**Aim**
All entries below are to be set down again, identical to the source.

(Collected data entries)
---------------

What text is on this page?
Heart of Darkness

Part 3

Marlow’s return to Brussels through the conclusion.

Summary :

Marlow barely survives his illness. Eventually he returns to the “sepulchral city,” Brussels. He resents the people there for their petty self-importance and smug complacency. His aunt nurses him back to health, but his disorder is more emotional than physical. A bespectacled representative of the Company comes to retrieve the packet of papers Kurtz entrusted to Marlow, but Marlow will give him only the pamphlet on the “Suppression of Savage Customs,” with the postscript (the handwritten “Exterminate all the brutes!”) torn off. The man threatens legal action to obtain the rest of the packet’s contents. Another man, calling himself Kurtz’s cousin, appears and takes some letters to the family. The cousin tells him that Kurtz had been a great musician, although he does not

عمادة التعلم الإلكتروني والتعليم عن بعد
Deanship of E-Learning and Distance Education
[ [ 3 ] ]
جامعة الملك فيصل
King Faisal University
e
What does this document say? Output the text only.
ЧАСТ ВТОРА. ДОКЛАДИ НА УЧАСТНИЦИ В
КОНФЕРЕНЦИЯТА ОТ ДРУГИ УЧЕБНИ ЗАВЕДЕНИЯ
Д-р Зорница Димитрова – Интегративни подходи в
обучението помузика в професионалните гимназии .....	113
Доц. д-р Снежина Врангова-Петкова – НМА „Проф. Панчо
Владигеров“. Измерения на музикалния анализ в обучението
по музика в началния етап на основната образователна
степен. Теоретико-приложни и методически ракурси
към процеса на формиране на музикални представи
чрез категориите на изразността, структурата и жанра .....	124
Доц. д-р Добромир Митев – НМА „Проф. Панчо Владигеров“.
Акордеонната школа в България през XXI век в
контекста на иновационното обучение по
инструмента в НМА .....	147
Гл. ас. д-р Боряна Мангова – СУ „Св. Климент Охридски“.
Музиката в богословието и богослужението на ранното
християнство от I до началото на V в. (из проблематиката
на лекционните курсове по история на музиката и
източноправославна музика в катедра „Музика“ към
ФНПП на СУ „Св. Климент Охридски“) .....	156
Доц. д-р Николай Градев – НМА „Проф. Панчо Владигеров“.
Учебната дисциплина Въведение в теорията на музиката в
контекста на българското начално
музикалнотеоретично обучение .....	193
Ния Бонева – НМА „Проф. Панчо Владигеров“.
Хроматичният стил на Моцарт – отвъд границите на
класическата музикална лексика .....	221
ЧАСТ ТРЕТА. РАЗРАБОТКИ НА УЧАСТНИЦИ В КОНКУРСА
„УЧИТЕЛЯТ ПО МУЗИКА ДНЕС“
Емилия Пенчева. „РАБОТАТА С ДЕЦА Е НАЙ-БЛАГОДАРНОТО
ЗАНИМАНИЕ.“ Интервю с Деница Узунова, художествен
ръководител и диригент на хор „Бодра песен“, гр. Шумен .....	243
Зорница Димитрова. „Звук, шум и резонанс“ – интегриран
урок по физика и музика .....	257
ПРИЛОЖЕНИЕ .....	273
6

---------------

**Response**
What text is on this page?
Heart of Darkness

Part 3

Marlow’s return to Brussels through the conclusion.

Summary :

Marlow barely survives his illness. Eventually he returns to the “sepulchral city,” Brussels. He resents the people there for their petty self-importance and smug complacency. His aunt nurses him back to health, but his disorder is more emotional than physical. A bespectacled representative of the Company comes to retrieve the packet of papers Kurtz entrusted to Marlow, but Marlow will give him only the pamphlet on the “Suppression of Savage Customs,” with the postscript (the handwritten “Exterminate all the brutes!”) torn off. The man threatens legal action to obtain the rest of the packet’s contents. Another man, calling himself Kurtz’s cousin, appears and takes some letters to the family. The cousin tells him that Kurtz had been a great musician, although he does not

عمادة التعلم الإلكتروني والتعليم عن بعد
Deanship of E-Learning and Distance Education
[ [ 3 ] ]
جامعة الملك فيصل
King Faisal University
e
What does this document say? Output the text only.
ЧАСТ ВТОРА. ДОКЛАДИ НА УЧАСТНИЦИ В
КОНФЕРЕНЦИЯТА ОТ ДРУГИ УЧЕБНИ ЗАВЕДЕНИЯ
Д-р Зорница Димитрова – Интегративни подходи в
обучението помузика в професионалните гимназии .....	113
Доц. д-р Снежина Врангова-Петкова – НМА „Проф. Панчо
Владигеров“. Измерения на музикалния анализ в обучението
по музика в началния етап на основната образователна
степен. Теоретико-приложни и методически ракурси
към процеса на формиране на музикални представи
чрез категориите на изразността, структурата и жанра .....	124
Доц. д-р Добромир Митев – НМА „Проф. Панчо Владигеров“.
Акордеонната школа в България през XXI век в
контекста на иновационното обучение по
инструмента в НМА .....	147
Гл. ас. д-р Боряна Мангова – СУ „Св. Климент Охридски“.
Музиката в богословието и богослужението на ранното
християнство от I до началото на V в. (из проблематиката
на лекционните курсове по история на музиката и
източноправославна музика в катедра „Музика“ към
ФНПП на СУ „Св. Климент Охридски“) .....	156
Доц. д-р Николай Градев – НМА „Проф. Панчо Владигеров“.
Учебната дисциплина Въведение в теорията на музиката в
контекста на българското начално
музикалнотеоретично обучение .....	193
Ния Бонева – НМА „Проф. Панчо Владигеров“.
Хроматичният стил на Моцарт – отвъд границите на
класическата музикална лексика .....	221
ЧАСТ ТРЕТА. РАЗРАБОТКИ НА УЧАСТНИЦИ В КОНКУРСА
„УЧИТЕЛЯТ ПО МУЗИКА ДНЕС“
Емилия Пенчева. „РАБОТАТА С ДЕЦА Е НАЙ-БЛАГОДАРНОТО
ЗАНИМАНИЕ.“ Интервю с Деница Узунова, художествен
ръководител и диригент на хор „Бодра песен“, гр. Шумен .....	243
Зорница Димитрова. „Звук, шум и резонанс“ – интегриран
урок по физика и музика .....	257
ПРИЛОЖЕНИЕ .....	273
6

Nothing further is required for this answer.